Gather each line in the entries that includes the string "редакции".

----- MATERIAL FOR THE TASK

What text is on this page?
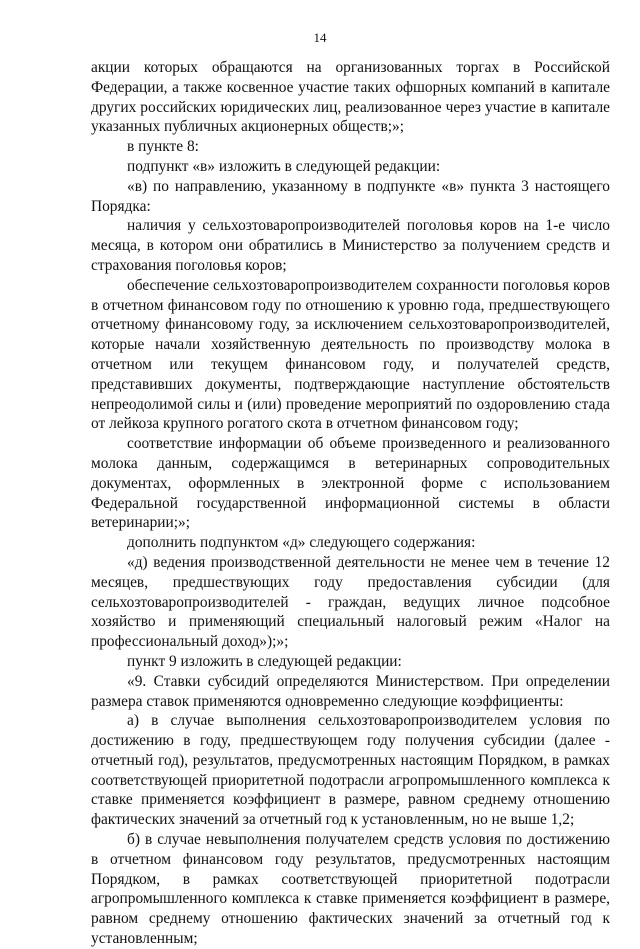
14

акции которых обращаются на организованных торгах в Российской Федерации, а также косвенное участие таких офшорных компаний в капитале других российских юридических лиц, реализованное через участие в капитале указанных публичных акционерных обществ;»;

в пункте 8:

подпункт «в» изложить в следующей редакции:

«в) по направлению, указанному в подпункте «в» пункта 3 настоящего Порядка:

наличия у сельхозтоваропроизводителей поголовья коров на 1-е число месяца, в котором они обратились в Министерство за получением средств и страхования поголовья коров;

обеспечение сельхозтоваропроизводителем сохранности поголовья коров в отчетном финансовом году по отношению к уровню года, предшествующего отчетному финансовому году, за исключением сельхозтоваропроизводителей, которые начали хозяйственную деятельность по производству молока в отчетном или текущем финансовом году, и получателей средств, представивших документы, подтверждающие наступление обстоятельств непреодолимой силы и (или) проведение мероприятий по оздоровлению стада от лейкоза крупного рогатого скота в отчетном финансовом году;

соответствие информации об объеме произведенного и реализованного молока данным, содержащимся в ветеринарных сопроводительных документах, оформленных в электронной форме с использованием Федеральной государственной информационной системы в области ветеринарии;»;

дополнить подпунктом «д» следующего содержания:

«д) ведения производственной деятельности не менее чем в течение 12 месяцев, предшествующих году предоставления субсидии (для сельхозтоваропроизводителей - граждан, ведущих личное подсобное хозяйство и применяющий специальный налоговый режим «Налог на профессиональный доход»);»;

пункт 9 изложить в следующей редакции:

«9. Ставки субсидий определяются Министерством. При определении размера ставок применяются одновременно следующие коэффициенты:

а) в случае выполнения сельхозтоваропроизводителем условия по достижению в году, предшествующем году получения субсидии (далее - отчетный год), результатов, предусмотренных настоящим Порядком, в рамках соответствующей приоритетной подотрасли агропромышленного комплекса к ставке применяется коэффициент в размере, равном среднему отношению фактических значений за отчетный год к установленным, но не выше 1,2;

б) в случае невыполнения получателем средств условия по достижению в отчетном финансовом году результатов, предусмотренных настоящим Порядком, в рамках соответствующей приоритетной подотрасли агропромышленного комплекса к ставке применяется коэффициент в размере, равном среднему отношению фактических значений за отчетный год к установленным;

----------

▸ SOLUTION BELOW
подпункт «в» изложить в следующей редакции:
пункт 9 изложить в следующей редакции:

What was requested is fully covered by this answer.